== Direction ==
Only the number is wanted: how many lines in the data contain "color"?

== Exercise material ==
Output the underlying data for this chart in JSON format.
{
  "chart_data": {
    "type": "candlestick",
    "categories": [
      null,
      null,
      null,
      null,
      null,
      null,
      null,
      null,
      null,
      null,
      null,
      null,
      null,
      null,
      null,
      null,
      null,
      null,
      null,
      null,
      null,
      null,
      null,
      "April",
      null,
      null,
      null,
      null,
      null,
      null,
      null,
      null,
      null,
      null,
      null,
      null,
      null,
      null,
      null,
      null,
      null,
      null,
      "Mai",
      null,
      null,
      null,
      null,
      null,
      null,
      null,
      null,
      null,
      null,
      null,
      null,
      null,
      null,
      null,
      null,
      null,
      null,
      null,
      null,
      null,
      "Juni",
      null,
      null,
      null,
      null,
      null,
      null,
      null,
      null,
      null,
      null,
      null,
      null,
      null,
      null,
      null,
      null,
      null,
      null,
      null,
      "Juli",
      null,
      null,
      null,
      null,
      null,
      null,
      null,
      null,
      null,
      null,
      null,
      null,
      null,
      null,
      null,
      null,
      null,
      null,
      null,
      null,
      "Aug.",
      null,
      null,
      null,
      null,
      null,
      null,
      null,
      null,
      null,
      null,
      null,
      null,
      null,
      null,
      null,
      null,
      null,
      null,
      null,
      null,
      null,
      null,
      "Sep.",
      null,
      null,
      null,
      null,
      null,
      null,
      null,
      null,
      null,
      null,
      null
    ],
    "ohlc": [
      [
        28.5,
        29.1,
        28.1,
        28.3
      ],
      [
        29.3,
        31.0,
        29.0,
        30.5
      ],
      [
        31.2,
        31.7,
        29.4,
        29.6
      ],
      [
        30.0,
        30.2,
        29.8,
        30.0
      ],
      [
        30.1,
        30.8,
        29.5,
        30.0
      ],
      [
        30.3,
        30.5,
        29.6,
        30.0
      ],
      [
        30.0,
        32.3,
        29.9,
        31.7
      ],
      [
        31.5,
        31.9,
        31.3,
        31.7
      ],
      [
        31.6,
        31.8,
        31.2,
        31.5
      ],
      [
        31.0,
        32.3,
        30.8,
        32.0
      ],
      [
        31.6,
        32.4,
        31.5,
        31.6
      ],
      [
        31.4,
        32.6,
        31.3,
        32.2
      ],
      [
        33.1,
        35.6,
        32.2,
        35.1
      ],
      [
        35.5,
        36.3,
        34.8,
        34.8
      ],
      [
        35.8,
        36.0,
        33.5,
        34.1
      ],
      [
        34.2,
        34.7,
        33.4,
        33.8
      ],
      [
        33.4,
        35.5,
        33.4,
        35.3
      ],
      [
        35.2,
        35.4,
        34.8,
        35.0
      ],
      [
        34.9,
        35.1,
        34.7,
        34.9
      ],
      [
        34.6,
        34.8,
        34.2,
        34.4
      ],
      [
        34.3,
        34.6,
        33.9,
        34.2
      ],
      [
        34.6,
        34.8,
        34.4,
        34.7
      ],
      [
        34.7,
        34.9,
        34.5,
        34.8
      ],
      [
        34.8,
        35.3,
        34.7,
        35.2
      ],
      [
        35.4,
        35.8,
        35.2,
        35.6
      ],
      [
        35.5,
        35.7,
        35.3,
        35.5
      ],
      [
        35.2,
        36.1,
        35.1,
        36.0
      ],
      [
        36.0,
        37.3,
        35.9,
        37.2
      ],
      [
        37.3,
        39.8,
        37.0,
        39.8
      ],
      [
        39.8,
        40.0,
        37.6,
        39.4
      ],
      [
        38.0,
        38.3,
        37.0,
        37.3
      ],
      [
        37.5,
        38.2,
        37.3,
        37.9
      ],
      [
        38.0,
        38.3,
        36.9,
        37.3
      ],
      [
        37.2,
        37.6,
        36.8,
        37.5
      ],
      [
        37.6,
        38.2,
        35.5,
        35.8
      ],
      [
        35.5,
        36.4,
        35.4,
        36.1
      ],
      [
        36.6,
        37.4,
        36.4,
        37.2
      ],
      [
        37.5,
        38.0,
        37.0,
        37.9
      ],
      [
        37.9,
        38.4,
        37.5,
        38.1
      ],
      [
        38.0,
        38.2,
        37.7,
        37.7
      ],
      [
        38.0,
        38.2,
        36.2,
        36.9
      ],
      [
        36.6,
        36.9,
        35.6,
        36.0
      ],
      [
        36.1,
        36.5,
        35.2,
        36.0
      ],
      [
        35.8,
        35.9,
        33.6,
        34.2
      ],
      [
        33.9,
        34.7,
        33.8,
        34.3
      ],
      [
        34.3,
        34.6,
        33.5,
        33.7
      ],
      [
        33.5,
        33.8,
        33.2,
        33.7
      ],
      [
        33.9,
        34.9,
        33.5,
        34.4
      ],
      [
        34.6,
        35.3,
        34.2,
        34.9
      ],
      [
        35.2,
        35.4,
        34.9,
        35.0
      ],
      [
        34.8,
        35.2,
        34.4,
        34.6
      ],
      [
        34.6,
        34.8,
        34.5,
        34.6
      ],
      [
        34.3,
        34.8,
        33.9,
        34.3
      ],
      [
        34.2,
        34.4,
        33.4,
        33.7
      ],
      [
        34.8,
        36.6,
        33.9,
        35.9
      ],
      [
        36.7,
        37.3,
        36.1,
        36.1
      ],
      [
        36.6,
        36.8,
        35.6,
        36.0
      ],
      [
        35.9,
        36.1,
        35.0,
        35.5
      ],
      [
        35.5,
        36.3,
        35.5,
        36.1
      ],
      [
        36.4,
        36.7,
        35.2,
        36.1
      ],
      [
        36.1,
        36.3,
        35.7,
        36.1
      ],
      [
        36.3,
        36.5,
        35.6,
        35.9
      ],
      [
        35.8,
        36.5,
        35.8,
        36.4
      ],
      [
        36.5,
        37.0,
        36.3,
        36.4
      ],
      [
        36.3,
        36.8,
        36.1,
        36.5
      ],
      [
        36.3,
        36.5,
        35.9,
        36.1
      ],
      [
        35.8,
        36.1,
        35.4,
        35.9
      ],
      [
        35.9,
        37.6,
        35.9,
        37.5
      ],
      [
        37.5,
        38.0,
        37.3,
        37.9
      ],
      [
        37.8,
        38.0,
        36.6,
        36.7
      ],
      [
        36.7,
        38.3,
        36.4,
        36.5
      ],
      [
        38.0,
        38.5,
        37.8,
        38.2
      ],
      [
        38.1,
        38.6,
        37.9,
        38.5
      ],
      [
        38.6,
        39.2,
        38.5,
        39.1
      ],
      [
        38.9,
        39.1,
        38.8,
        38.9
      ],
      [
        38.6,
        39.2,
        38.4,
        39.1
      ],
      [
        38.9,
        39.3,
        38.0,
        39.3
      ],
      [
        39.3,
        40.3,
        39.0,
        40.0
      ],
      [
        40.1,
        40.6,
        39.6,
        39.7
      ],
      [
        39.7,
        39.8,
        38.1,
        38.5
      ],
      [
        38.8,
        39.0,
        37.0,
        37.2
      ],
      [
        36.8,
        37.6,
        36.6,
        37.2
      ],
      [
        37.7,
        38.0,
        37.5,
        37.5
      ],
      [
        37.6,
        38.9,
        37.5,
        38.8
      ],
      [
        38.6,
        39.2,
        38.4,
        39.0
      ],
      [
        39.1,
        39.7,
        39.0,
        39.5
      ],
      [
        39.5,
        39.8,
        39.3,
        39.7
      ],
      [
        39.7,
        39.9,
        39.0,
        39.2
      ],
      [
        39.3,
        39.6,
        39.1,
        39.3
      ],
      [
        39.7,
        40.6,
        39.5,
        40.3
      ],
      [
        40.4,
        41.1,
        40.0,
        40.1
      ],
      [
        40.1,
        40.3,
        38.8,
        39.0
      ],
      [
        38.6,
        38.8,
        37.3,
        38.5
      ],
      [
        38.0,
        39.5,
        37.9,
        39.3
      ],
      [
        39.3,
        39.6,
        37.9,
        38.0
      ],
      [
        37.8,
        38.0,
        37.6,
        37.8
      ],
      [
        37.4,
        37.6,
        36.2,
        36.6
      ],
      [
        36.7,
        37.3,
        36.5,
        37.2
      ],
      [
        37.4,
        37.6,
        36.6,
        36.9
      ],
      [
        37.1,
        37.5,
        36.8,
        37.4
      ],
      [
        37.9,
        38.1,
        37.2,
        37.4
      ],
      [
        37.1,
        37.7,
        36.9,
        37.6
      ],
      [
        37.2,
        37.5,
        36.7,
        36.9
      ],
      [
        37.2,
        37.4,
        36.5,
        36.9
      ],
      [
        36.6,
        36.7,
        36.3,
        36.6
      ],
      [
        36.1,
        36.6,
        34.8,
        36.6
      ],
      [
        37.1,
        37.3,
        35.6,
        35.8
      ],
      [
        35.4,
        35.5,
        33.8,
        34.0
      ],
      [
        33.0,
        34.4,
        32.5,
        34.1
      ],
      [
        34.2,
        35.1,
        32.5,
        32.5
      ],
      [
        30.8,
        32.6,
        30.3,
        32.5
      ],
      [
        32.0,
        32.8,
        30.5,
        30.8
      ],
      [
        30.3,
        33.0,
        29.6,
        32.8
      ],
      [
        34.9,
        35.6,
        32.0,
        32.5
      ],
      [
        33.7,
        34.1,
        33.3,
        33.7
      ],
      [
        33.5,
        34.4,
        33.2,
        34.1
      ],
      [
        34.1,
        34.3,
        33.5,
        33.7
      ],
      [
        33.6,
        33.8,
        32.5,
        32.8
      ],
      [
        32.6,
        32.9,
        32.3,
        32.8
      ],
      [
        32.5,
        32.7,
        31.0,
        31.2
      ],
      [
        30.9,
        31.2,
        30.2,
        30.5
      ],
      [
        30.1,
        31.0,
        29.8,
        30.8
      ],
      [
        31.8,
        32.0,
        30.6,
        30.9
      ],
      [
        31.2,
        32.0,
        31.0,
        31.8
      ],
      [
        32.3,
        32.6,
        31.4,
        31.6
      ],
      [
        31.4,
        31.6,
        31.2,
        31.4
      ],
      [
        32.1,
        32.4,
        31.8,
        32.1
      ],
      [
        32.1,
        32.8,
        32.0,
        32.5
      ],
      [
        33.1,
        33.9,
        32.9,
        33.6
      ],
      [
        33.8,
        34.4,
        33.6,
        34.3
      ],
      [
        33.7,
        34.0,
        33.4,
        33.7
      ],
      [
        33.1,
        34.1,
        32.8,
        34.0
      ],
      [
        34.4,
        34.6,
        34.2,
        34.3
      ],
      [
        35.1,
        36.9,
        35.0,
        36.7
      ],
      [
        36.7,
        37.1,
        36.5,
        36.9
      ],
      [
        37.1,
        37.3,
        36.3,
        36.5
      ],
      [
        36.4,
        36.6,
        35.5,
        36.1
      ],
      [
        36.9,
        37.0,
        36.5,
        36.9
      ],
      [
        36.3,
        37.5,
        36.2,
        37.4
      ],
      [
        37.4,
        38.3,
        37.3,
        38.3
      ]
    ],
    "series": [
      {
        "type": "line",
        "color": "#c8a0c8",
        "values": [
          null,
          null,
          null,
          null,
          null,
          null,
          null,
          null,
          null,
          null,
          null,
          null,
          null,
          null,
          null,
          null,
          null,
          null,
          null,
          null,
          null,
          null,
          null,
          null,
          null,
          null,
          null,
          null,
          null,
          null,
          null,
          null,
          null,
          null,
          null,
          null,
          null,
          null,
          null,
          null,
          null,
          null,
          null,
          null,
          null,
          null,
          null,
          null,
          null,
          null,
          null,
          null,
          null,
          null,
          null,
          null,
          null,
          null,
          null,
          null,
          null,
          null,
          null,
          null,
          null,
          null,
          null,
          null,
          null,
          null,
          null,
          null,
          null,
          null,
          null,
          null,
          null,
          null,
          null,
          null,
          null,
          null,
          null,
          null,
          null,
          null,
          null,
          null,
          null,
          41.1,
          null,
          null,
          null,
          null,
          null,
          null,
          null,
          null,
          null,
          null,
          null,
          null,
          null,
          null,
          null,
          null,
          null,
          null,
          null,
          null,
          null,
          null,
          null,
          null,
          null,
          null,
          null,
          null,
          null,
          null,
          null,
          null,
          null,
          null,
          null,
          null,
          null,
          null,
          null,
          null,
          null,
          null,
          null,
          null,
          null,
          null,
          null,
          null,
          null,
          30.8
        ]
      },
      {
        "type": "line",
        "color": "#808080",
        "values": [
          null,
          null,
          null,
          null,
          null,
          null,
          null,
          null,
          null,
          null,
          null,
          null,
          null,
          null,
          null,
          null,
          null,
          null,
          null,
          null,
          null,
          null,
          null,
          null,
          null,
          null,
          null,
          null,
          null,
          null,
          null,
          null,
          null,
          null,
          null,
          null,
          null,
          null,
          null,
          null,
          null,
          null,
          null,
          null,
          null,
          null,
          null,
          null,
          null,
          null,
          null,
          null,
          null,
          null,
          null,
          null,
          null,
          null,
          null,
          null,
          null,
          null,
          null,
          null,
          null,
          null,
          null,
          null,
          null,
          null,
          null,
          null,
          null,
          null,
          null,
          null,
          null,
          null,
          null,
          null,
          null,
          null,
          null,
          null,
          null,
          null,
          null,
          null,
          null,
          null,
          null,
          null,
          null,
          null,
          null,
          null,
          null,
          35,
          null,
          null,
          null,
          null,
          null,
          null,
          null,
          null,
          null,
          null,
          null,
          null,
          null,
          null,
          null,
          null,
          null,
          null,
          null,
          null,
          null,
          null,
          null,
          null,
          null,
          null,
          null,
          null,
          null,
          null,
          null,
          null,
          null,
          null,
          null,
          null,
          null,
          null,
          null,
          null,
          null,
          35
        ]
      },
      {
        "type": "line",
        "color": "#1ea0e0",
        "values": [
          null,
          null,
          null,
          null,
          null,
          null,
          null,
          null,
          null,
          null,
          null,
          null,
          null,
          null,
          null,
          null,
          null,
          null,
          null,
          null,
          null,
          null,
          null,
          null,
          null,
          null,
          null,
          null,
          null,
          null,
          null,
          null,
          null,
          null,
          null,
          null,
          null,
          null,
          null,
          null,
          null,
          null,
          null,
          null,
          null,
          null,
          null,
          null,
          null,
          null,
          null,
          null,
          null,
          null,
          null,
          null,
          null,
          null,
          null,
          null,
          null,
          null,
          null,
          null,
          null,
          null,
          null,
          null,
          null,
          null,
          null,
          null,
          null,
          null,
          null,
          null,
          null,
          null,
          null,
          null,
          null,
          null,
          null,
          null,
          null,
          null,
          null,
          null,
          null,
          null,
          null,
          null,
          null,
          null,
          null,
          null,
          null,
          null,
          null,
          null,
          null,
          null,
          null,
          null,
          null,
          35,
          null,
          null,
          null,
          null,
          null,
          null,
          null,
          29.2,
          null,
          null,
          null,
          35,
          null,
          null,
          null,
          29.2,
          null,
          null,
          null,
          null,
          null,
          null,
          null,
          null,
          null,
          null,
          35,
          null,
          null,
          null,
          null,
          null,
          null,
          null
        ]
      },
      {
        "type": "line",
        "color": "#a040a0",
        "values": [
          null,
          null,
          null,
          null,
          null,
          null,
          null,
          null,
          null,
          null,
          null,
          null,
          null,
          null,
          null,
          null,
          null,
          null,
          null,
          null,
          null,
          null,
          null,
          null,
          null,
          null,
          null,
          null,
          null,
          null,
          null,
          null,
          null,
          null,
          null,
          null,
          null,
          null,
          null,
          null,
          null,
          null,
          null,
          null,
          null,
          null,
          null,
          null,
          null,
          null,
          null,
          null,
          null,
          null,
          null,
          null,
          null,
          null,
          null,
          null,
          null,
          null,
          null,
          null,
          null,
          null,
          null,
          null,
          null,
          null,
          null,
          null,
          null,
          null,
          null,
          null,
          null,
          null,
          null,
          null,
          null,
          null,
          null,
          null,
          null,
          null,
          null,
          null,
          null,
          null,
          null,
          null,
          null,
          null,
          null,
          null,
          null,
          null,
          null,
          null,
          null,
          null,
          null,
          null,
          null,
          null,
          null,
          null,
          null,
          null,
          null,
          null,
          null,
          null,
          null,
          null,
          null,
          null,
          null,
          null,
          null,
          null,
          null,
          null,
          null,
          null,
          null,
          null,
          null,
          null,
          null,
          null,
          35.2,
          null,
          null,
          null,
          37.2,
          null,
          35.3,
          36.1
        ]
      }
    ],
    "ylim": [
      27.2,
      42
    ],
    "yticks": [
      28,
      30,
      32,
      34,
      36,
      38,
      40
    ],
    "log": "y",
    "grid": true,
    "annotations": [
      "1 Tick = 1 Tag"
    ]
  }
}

== Written answer ==
4